BEGIN PAGE EXCERPT
1941 International Harvester A14 “Shop Mule”, still sitting where it was last parked, on the flight deck of USS Hornet.........17,500 feet down at the bottom of the Pacific Ocean. Hornet was sunk in the Battle of the Santa Cruz Islands in October 1942. She was finally located in 2019 by a survey team led by Microsoft co-founder Paul Allen.
The USS designation along with the missing guns in "A" turret really threw me for quite a while.
Finally w/only 2 guns in the "B" turret it started to move me in a different direction.
Pretty warship.
Crazy story of how she came to be on the active USN list for a year LOL, with a large number of her German crew still onboard to operate the various systems.
This is in port Boston, in January 1946. She appears to have the guns still mounted in the forward turret.
At sea off the Massachusetts coast in 1946. Appears to have all her guns. The first photo I posted is in the Panama Canal, I suspect some of her equipment was removed before she went to Bikini Atoll to get blown up in the atomic bomb test. Maybe that's what happened to the guns in the forward turret.
END PAGE EXCERPT
* **CHECK YOUR UNDERSTANDING**:
(1) Answer these questions from the warship comments:
(a) How far down does the wreck of USS Hornet lie?
(b) In what month and year was the ship photographed in port Boston?
(c) Where was the first photo posted taken?
(2) Could you echo the stretch of the warship comments from "Pretty warship." through "guns in the forward turret.", word for word?
BEGIN PROVIDED INFORMATION
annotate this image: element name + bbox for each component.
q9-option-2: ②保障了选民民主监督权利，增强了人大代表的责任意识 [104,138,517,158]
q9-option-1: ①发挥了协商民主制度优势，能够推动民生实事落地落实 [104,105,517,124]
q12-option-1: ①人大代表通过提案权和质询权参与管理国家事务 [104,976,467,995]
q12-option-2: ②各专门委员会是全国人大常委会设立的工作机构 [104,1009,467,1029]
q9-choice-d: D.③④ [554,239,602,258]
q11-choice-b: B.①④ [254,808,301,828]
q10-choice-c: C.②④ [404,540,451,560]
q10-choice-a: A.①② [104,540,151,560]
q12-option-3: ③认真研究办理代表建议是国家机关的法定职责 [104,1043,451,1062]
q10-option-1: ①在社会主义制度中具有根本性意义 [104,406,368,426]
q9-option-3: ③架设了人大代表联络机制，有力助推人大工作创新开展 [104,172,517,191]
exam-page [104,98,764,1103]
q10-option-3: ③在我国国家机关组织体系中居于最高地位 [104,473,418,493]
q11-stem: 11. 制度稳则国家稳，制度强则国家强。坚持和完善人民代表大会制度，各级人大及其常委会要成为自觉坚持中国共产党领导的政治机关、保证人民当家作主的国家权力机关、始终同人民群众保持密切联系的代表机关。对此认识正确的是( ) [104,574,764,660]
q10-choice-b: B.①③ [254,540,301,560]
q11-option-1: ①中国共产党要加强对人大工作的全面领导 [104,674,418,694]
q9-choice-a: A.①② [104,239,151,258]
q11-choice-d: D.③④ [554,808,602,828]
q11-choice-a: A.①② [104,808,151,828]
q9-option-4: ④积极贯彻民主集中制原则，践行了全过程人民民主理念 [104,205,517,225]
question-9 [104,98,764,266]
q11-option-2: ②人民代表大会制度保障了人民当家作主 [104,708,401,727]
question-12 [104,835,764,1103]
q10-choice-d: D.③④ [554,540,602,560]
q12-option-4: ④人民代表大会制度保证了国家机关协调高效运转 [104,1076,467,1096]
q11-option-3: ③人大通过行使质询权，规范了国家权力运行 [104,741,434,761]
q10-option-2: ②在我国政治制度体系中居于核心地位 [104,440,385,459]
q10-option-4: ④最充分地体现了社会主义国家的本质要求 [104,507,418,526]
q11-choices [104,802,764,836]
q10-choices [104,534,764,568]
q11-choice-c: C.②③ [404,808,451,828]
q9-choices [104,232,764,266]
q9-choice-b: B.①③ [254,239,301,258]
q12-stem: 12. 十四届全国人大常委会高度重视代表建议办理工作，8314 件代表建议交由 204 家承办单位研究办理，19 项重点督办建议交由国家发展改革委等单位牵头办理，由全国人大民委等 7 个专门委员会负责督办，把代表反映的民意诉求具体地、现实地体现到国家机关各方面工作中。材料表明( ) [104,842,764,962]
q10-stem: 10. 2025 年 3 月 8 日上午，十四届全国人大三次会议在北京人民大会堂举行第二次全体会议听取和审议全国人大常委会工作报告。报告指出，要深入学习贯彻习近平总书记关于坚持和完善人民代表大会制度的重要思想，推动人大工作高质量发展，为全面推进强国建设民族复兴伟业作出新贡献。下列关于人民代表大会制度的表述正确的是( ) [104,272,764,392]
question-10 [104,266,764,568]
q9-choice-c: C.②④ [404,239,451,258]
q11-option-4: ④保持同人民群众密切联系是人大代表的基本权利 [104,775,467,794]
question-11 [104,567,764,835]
END PROVIDED INFORMATION
* **SOLVED TASKS**:
(1)
(a) 17,500 feet down, at the bottom of the Pacific Ocean.
(b) January 1946.
(c) In the Panama Canal.

(2)
Pretty warship.
Crazy story of how she came to be on the active USN list for a year LOL, with a large number of her German crew still onboard to operate the various systems.
This is in port Boston, in January 1946. She appears to have the guns still mounted in the forward turret.
At sea off the Massachusetts coast in 1946. Appears to have all her guns. The first photo I posted is in the Panama Canal, I suspect some of her equipment was removed before she went to Bikini Atoll to get blown up in the atomic bomb test. Maybe that's what happened to the guns in the forward turret.